>> start

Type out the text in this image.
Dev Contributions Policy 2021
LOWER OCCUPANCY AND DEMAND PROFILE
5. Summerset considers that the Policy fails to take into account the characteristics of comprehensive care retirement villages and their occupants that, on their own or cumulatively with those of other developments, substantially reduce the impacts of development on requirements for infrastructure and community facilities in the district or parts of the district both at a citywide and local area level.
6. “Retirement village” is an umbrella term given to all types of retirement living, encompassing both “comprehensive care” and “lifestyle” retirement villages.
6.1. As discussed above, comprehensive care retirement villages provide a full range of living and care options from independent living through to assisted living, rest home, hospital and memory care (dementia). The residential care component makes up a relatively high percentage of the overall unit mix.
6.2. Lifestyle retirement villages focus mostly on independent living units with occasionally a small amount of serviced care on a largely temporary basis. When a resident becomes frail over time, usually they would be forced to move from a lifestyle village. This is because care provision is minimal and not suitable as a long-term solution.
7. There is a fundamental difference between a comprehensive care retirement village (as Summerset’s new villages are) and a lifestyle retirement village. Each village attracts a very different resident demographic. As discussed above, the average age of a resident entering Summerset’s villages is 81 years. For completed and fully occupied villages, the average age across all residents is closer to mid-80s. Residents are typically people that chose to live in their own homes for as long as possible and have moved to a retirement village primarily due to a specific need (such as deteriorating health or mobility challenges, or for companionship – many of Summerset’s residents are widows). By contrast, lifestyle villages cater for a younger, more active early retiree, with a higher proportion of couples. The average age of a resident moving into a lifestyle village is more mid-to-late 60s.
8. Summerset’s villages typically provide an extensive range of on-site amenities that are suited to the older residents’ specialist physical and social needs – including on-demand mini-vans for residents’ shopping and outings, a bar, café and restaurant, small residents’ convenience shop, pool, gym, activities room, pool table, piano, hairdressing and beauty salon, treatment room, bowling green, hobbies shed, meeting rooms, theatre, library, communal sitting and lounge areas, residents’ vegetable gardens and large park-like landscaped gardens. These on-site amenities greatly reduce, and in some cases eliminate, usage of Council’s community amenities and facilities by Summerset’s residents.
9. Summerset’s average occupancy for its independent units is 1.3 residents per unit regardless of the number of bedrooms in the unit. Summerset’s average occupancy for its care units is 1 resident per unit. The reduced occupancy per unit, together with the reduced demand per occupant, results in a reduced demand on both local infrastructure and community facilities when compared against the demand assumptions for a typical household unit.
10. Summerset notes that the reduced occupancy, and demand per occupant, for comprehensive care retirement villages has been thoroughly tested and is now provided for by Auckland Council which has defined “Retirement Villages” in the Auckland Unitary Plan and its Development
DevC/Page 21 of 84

>> end

Extract each line of the listing above, copying it word for word.

Written answer
Type out the text in this image.
Dev Contributions Policy 2021
LOWER OCCUPANCY AND DEMAND PROFILE
5. Summerset considers that the Policy fails to take into account the characteristics of comprehensive care retirement villages and their occupants that, on their own or cumulatively with those of other developments, substantially reduce the impacts of development on requirements for infrastructure and community facilities in the district or parts of the district both at a citywide and local area level.
6. “Retirement village” is an umbrella term given to all types of retirement living, encompassing both “comprehensive care” and “lifestyle” retirement villages.
6.1. As discussed above, comprehensive care retirement villages provide a full range of living and care options from independent living through to assisted living, rest home, hospital and memory care (dementia). The residential care component makes up a relatively high percentage of the overall unit mix.
6.2. Lifestyle retirement villages focus mostly on independent living units with occasionally a small amount of serviced care on a largely temporary basis. When a resident becomes frail over time, usually they would be forced to move from a lifestyle village. This is because care provision is minimal and not suitable as a long-term solution.
7. There is a fundamental difference between a comprehensive care retirement village (as Summerset’s new villages are) and a lifestyle retirement village. Each village attracts a very different resident demographic. As discussed above, the average age of a resident entering Summerset’s villages is 81 years. For completed and fully occupied villages, the average age across all residents is closer to mid-80s. Residents are typically people that chose to live in their own homes for as long as possible and have moved to a retirement village primarily due to a specific need (such as deteriorating health or mobility challenges, or for companionship – many of Summerset’s residents are widows). By contrast, lifestyle villages cater for a younger, more active early retiree, with a higher proportion of couples. The average age of a resident moving into a lifestyle village is more mid-to-late 60s.
8. Summerset’s villages typically provide an extensive range of on-site amenities that are suited to the older residents’ specialist physical and social needs – including on-demand mini-vans for residents’ shopping and outings, a bar, café and restaurant, small residents’ convenience shop, pool, gym, activities room, pool table, piano, hairdressing and beauty salon, treatment room, bowling green, hobbies shed, meeting rooms, theatre, library, communal sitting and lounge areas, residents’ vegetable gardens and large park-like landscaped gardens. These on-site amenities greatly reduce, and in some cases eliminate, usage of Council’s community amenities and facilities by Summerset’s residents.
9. Summerset’s average occupancy for its independent units is 1.3 residents per unit regardless of the number of bedrooms in the unit. Summerset’s average occupancy for its care units is 1 resident per unit. The reduced occupancy per unit, together with the reduced demand per occupant, results in a reduced demand on both local infrastructure and community facilities when compared against the demand assumptions for a typical household unit.
10. Summerset notes that the reduced occupancy, and demand per occupant, for comprehensive care retirement villages has been thoroughly tested and is now provided for by Auckland Council which has defined “Retirement Villages” in the Auckland Unitary Plan and its Development
DevC/Page 21 of 84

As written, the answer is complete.